You Can’t Read That! Banned Book Review: Robopocalypse

You Can’t Read That! is a periodic post featuring banned book reviews and news roundups.

Jardin-de-la-Connaissance

The 30th annual Banned Books Week (September 30-October 6) dominates the news this month.

In the leadup to BBW, the American Library Association offers an interactive timeline covering 30 years of book banning attempts in the United States.

Nice Banned Books Week video by the Mooresville, Indiana Public Library:

During Banned Books Week, an Indianapolis writer will live and blog in the front window of the Kurt Vonnegut Memorial Library.

“My thinking about banned books and their authors took me to some very strange places.” How banned books and authors influenced a young scholar and author.

Do you download pirated movies? Have you noticed that it’s becoming marginally harder to find them on Google? Torrent sites are accusing Google of search ranking censorship.

> _Records provided_:
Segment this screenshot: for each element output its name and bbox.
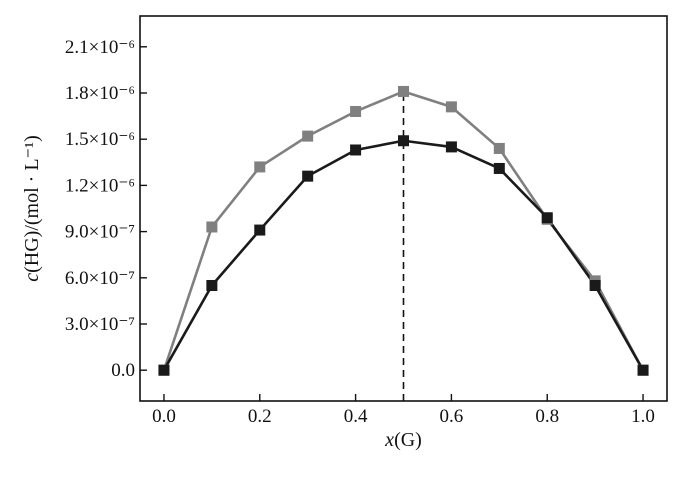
series-2-point [350, 144, 362, 156]
y-tick-label: 9.0×10⁻⁷ [65, 222, 135, 243]
y-tick-label: 1.5×10⁻⁶ [65, 129, 135, 150]
series-2-point [302, 170, 314, 182]
series-1-point [302, 130, 314, 142]
y-tick-label: 1.8×10⁻⁶ [65, 83, 135, 104]
series-2-point [493, 162, 505, 174]
x-tick-label: 0.6 [440, 406, 464, 427]
series-layer [158, 85, 649, 376]
x-tick-label: 0.4 [344, 406, 368, 427]
y-tick-label: 2.1×10⁻⁶ [65, 37, 135, 58]
series-2-point [206, 280, 218, 291]
y-tick-label: 0.0 [111, 360, 135, 381]
series-1-point [445, 101, 457, 113]
series-1-point [206, 221, 218, 233]
x-tick-label: 0.2 [248, 406, 272, 427]
series-2-point [541, 212, 553, 224]
x-tick-label: 0.8 [535, 406, 559, 427]
series-2-point [445, 141, 457, 153]
series-2-point [158, 364, 170, 376]
series-2-point [589, 280, 601, 291]
series-1-point [398, 85, 409, 97]
y-tick-label: 6.0×10⁻⁷ [65, 268, 135, 289]
x-tick-label: 1.0 [631, 406, 655, 427]
series-2-point [637, 364, 649, 376]
series-1-point [254, 161, 266, 173]
y-axis-title: c(HG)/(mol · L⁻¹) [21, 135, 43, 282]
x-axis-ticks: 0.0 0.2 0.4 0.6 0.8 1.0 [152, 394, 655, 427]
series-2-point [398, 135, 409, 147]
plot-area-frame [139, 15, 668, 402]
y-axis-ticks: 0.0 3.0×10⁻⁷ 6.0×10⁻⁷ 9.0×10⁻⁷ 1.2×10⁻⁶ 1.5×1… [65, 37, 147, 381]
x-axis-title: x(G) [384, 429, 422, 451]
x-tick-label: 0.0 [152, 406, 176, 427]
series-2-point [254, 224, 266, 236]
y-tick-label: 1.2×10⁻⁶ [65, 175, 135, 196]
series-1-point [493, 142, 505, 154]
y-tick-label: 3.0×10⁻⁷ [65, 314, 135, 335]
series-1-point [350, 105, 362, 117]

> _Task brief_: Continue the banned-books roundup at the top of the page, starting right after its last sentence.

> _Response to this exercise_:
“You have no idea how terrible those years were when we had the blacklist.” A chapter in American film censorship, recalled by Kirk Douglas.

A very good overview of book challenges and internet censorship in American schools, courtesy of Family Circle.

“In regard to the question of censorship, I not only believe, but I love and cherish our Constitution!” So says a county commissioner in Maryland who wants to review public libraries’ planned book purchases. Somehow I do not think his Constitution and mine are the same thing.

Coincidence? From the same county in Maryland, parents challenge a third-grade social studies textbook for “promoting liberal ideologies on health care, public education and government.”

You can buy The Protocols of the Elders of Zion on Amazon. I’m not the least bit upset about this. The Second Amendment allows us to buy guns. The First Amendment allows us to read what we want.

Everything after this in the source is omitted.